STATED PROBLEM
Within the material below, find each line bearing the word "this" and present it.

RECORD SET
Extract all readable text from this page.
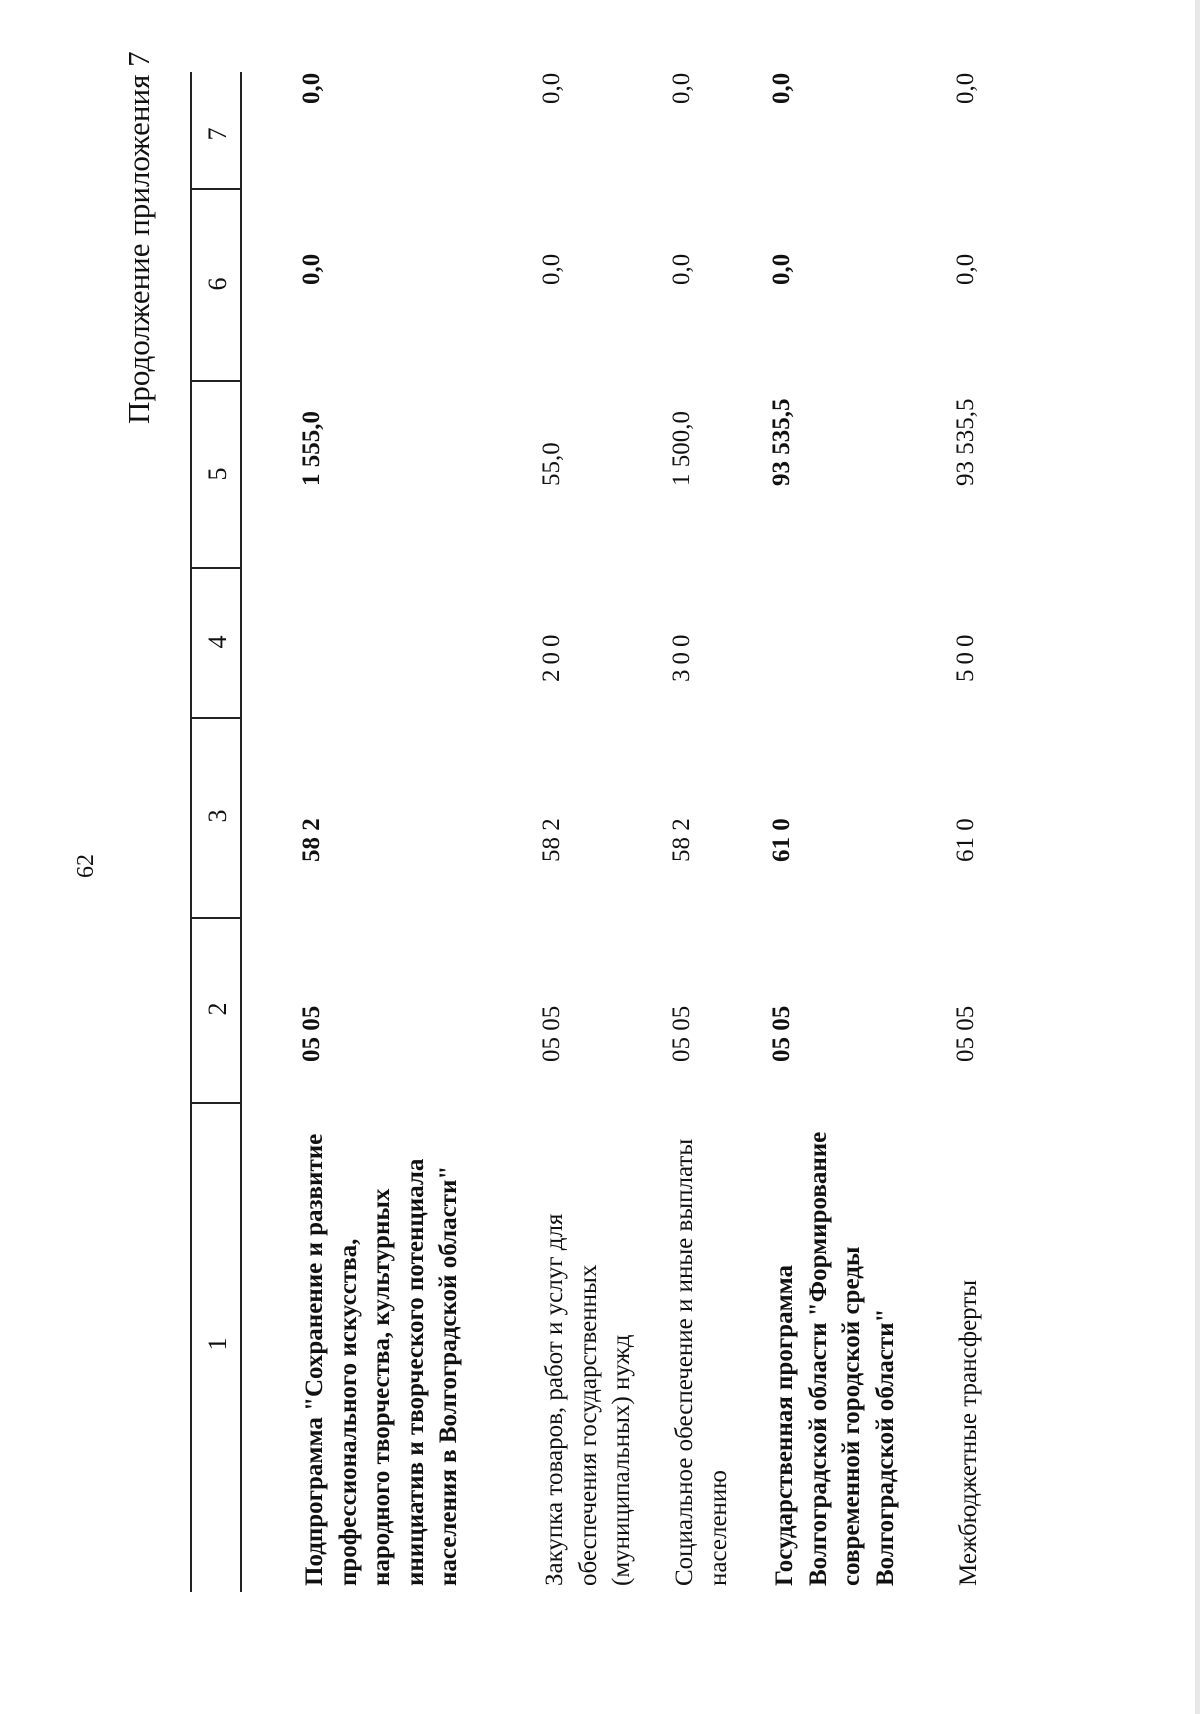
62
Продолжение приложения 7
1
2
3
4
5
6
7
Подпрограмма "Сохранение и развитие профессионального искусства, народного творчества, культурных инициатив и творческого потенциала населения в Волгоградской области"
05 05
58 2
1 555,0
0,0
0,0
Закупка товаров, работ и услуг для обеспечения государственных (муниципальных) нужд
05 05
58 2
200
55,0
0,0
0,0
Социальное обеспечение и иные выплаты населению
05 05
58 2
300
1 500,0
0,0
0,0
Государственная программа Волгоградской области "Формирование современной городской среды Волгоградской области"
05 05
61 0
93 535,5
0,0
0,0
Межбюджетные трансферты
05 05
61 0
500
93 535,5
0,0
0,0
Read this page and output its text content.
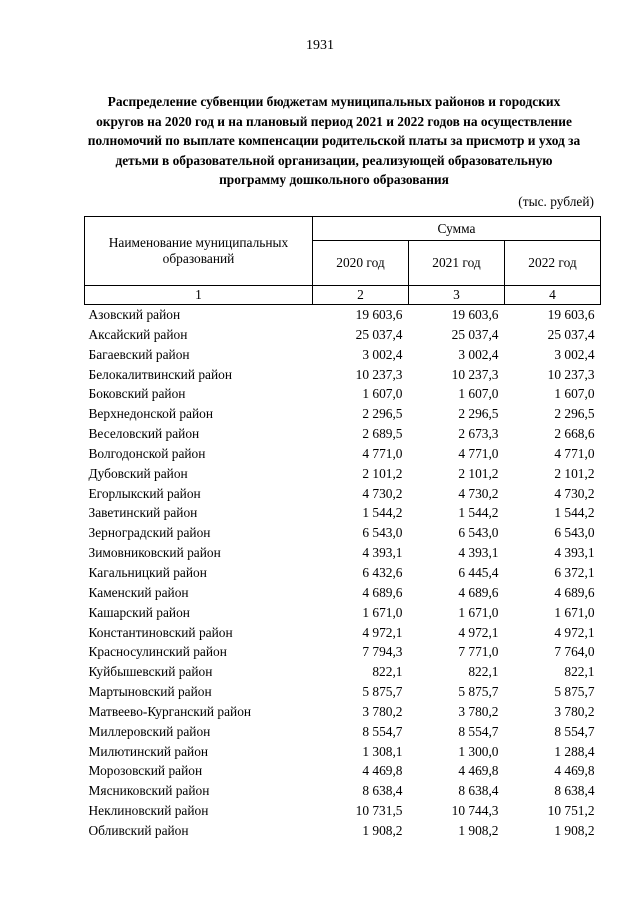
1931
Распределение субвенции бюджетам муниципальных районов и городских округов на 2020 год и на плановый период 2021 и 2022 годов на осуществление полномочий по выплате компенсации родительской платы за присмотр и уход за детьми в образовательной организации, реализующей образовательную программу дошкольного образования
(тыс. рублей)
Наименование муниципальных образований	Сумма		
	2020 год	2021 год	2022 год
1	2	3	4
Азовский район	19 603,6	19 603,6	19 603,6
Аксайский район	25 037,4	25 037,4	25 037,4
Багаевский район	3 002,4	3 002,4	3 002,4
Белокалитвинский район	10 237,3	10 237,3	10 237,3
Боковский район	1 607,0	1 607,0	1 607,0
Верхнедонской район	2 296,5	2 296,5	2 296,5
Веселовский район	2 689,5	2 673,3	2 668,6
Волгодонской район	4 771,0	4 771,0	4 771,0
Дубовский район	2 101,2	2 101,2	2 101,2
Егорлыкский район	4 730,2	4 730,2	4 730,2
Заветинский район	1 544,2	1 544,2	1 544,2
Зерноградский район	6 543,0	6 543,0	6 543,0
Зимовниковский район	4 393,1	4 393,1	4 393,1
Кагальницкий район	6 432,6	6 445,4	6 372,1
Каменский район	4 689,6	4 689,6	4 689,6
Кашарский район	1 671,0	1 671,0	1 671,0
Константиновский район	4 972,1	4 972,1	4 972,1
Красносулинский район	7 794,3	7 771,0	7 764,0
Куйбышевский район	822,1	822,1	822,1
Мартыновский район	5 875,7	5 875,7	5 875,7
Матвеево-Курганский район	3 780,2	3 780,2	3 780,2
Миллеровский район	8 554,7	8 554,7	8 554,7
Милютинский район	1 308,1	1 300,0	1 288,4
Морозовский район	4 469,8	4 469,8	4 469,8
Мясниковский район	8 638,4	8 638,4	8 638,4
Неклиновский район	10 731,5	10 744,3	10 751,2
Обливский район	1 908,2	1 908,2	1 908,2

ANSWER BELOW
Extract all readable text from this page.
Read this page and output its text content.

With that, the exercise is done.